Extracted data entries
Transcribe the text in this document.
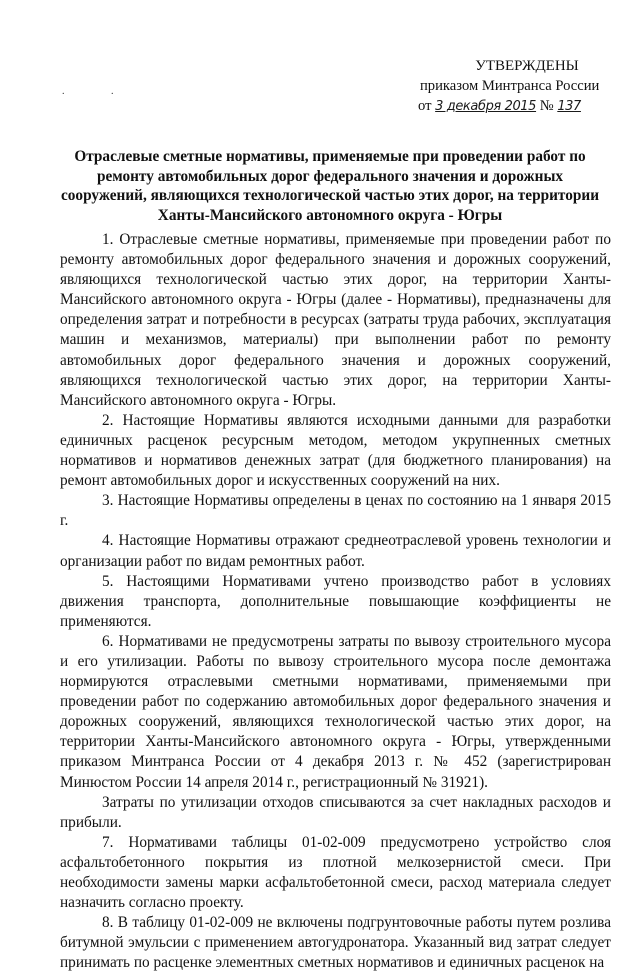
. .
УТВЕРЖДЕНЫ
приказом Минтранса России
от 3 декабря 2015 № 137
Отраслевые сметные нормативы, применяемые при проведении работ по ремонту автомобильных дорог федерального значения и дорожных сооружений, являющихся технологической частью этих дорог, на территории Ханты-Мансийского автономного округа - Югры

1. Отраслевые сметные нормативы, применяемые при проведении работ по ремонту автомобильных дорог федерального значения и дорожных сооружений, являющихся технологической частью этих дорог, на территории Ханты-Мансийского автономного округа - Югры (далее - Нормативы), предназначены для определения затрат и потребности в ресурсах (затраты труда рабочих, эксплуатация машин и механизмов, материалы) при выполнении работ по ремонту автомобильных дорог федерального значения и дорожных сооружений, являющихся технологической частью этих дорог, на территории Ханты-Мансийского автономного округа - Югры.

2. Настоящие Нормативы являются исходными данными для разработки единичных расценок ресурсным методом, методом укрупненных сметных нормативов и нормативов денежных затрат (для бюджетного планирования) на ремонт автомобильных дорог и искусственных сооружений на них.

3. Настоящие Нормативы определены в ценах по состоянию на 1 января 2015 г.

4. Настоящие Нормативы отражают среднеотраслевой уровень технологии и организации работ по видам ремонтных работ.

5. Настоящими Нормативами учтено производство работ в условиях движения транспорта, дополнительные повышающие коэффициенты не применяются.

6. Нормативами не предусмотрены затраты по вывозу строительного мусора и его утилизации. Работы по вывозу строительного мусора после демонтажа нормируются отраслевыми сметными нормативами, применяемыми при проведении работ по содержанию автомобильных дорог федерального значения и дорожных сооружений, являющихся технологической частью этих дорог, на территории Ханты-Мансийского автономного округа - Югры, утвержденными приказом Минтранса России от 4 декабря 2013 г. № 452 (зарегистрирован Минюстом России 14 апреля 2014 г., регистрационный № 31921).

Затраты по утилизации отходов списываются за счет накладных расходов и прибыли.

7. Нормативами таблицы 01-02-009 предусмотрено устройство слоя асфальтобетонного покрытия из плотной мелкозернистой смеси. При необходимости замены марки асфальтобетонной смеси, расход материала следует назначить согласно проекту.

8. В таблицу 01-02-009 не включены подгрунтовочные работы путем розлива битумной эмульсии с применением автогудронатора. Указанный вид затрат следует принимать по расценке элементных сметных нормативов и единичных расценок на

(WHAT TO DO): Copy all the data exactly as written, but skip any picture.

(EXERCISE ANSWER):
Transcribe the text in this document.
. .
УТВЕРЖДЕНЫ
приказом Минтранса России
от 3 декабря 2015 № 137
Отраслевые сметные нормативы, применяемые при проведении работ по ремонту автомобильных дорог федерального значения и дорожных сооружений, являющихся технологической частью этих дорог, на территории Ханты-Мансийского автономного округа - Югры

1. Отраслевые сметные нормативы, применяемые при проведении работ по ремонту автомобильных дорог федерального значения и дорожных сооружений, являющихся технологической частью этих дорог, на территории Ханты-Мансийского автономного округа - Югры (далее - Нормативы), предназначены для определения затрат и потребности в ресурсах (затраты труда рабочих, эксплуатация машин и механизмов, материалы) при выполнении работ по ремонту автомобильных дорог федерального значения и дорожных сооружений, являющихся технологической частью этих дорог, на территории Ханты-Мансийского автономного округа - Югры.

2. Настоящие Нормативы являются исходными данными для разработки единичных расценок ресурсным методом, методом укрупненных сметных нормативов и нормативов денежных затрат (для бюджетного планирования) на ремонт автомобильных дорог и искусственных сооружений на них.

3. Настоящие Нормативы определены в ценах по состоянию на 1 января 2015 г.

4. Настоящие Нормативы отражают среднеотраслевой уровень технологии и организации работ по видам ремонтных работ.

5. Настоящими Нормативами учтено производство работ в условиях движения транспорта, дополнительные повышающие коэффициенты не применяются.

6. Нормативами не предусмотрены затраты по вывозу строительного мусора и его утилизации. Работы по вывозу строительного мусора после демонтажа нормируются отраслевыми сметными нормативами, применяемыми при проведении работ по содержанию автомобильных дорог федерального значения и дорожных сооружений, являющихся технологической частью этих дорог, на территории Ханты-Мансийского автономного округа - Югры, утвержденными приказом Минтранса России от 4 декабря 2013 г. № 452 (зарегистрирован Минюстом России 14 апреля 2014 г., регистрационный № 31921).

Затраты по утилизации отходов списываются за счет накладных расходов и прибыли.

7. Нормативами таблицы 01-02-009 предусмотрено устройство слоя асфальтобетонного покрытия из плотной мелкозернистой смеси. При необходимости замены марки асфальтобетонной смеси, расход материала следует назначить согласно проекту.

8. В таблицу 01-02-009 не включены подгрунтовочные работы путем розлива битумной эмульсии с применением автогудронатора. Указанный вид затрат следует принимать по расценке элементных сметных нормативов и единичных расценок на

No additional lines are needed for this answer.